◆ **RECORD LIST**:

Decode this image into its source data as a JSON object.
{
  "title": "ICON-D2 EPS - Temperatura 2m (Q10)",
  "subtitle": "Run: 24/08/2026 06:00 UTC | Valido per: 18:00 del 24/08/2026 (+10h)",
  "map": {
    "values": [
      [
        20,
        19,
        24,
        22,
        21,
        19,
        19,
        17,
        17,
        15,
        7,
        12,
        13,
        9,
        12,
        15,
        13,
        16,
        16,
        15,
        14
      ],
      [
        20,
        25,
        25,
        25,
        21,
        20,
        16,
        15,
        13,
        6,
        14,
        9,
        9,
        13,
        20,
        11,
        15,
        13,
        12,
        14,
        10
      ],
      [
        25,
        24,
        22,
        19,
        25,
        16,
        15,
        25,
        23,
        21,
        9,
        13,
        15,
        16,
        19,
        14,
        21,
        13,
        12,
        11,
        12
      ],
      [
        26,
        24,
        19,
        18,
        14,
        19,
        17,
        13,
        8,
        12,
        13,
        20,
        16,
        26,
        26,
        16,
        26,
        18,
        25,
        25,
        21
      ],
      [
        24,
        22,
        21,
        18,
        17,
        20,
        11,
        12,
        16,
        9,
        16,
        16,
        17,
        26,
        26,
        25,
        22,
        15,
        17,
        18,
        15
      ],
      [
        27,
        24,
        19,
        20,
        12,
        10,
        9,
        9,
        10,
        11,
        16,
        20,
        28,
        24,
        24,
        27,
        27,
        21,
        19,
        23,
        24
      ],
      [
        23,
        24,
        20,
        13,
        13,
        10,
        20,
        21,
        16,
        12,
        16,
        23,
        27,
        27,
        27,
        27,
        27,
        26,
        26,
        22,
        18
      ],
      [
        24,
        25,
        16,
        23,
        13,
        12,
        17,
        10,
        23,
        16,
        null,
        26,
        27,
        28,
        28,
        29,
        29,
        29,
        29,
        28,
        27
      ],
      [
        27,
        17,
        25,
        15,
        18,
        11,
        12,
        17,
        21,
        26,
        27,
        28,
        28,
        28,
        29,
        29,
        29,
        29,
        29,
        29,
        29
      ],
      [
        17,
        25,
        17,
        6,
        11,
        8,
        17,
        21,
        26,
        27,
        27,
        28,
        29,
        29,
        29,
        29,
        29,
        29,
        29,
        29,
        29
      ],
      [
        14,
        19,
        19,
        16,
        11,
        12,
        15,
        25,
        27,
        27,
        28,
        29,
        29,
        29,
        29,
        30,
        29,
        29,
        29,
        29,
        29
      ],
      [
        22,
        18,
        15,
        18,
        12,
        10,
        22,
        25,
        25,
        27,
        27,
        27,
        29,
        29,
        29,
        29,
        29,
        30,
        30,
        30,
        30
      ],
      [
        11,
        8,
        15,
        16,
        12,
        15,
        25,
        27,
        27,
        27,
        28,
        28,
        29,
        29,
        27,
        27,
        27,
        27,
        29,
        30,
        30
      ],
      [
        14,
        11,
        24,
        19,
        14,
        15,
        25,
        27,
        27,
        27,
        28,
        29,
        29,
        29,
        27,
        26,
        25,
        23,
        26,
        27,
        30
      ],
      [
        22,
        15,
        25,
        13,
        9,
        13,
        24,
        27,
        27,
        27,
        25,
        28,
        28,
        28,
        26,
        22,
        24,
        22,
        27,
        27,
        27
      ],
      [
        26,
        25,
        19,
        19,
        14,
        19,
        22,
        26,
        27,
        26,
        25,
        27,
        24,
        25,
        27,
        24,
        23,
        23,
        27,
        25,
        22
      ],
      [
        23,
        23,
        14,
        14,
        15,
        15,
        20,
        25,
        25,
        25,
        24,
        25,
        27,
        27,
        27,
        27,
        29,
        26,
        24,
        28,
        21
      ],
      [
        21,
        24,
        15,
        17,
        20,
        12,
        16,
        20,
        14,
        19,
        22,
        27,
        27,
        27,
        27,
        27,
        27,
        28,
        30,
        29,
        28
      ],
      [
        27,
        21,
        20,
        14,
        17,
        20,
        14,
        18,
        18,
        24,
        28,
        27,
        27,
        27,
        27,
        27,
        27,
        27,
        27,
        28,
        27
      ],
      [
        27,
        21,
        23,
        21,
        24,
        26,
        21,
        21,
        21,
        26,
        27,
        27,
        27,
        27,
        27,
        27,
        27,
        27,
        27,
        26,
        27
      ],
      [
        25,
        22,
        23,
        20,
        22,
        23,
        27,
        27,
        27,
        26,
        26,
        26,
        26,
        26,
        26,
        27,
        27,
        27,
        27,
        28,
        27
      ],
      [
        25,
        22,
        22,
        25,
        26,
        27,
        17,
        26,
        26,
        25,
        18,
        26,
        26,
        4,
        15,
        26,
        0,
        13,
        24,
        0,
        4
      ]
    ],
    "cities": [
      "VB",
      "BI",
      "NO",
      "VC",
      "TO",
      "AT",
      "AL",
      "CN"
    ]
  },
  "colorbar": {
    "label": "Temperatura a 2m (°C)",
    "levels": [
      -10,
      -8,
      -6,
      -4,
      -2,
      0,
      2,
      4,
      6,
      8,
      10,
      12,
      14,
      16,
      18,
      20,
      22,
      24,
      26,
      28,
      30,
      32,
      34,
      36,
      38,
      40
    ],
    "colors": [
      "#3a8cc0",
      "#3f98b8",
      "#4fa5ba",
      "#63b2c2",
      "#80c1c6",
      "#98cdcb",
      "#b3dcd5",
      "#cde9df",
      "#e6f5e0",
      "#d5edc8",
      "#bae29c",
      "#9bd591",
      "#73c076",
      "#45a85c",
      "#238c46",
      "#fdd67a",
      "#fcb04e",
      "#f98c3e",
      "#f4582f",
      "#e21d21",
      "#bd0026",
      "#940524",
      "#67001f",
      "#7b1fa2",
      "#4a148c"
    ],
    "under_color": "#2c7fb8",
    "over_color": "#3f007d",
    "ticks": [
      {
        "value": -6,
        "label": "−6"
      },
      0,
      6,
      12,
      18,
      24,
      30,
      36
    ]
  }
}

◆ **TASK GOAL**: List each line holding the string "Temperatura".

◆ **OUTPUT OF THE TASK**:
  "title": "ICON-D2 EPS - Temperatura 2m (Q10)",
    "label": "Temperatura a 2m (°C)",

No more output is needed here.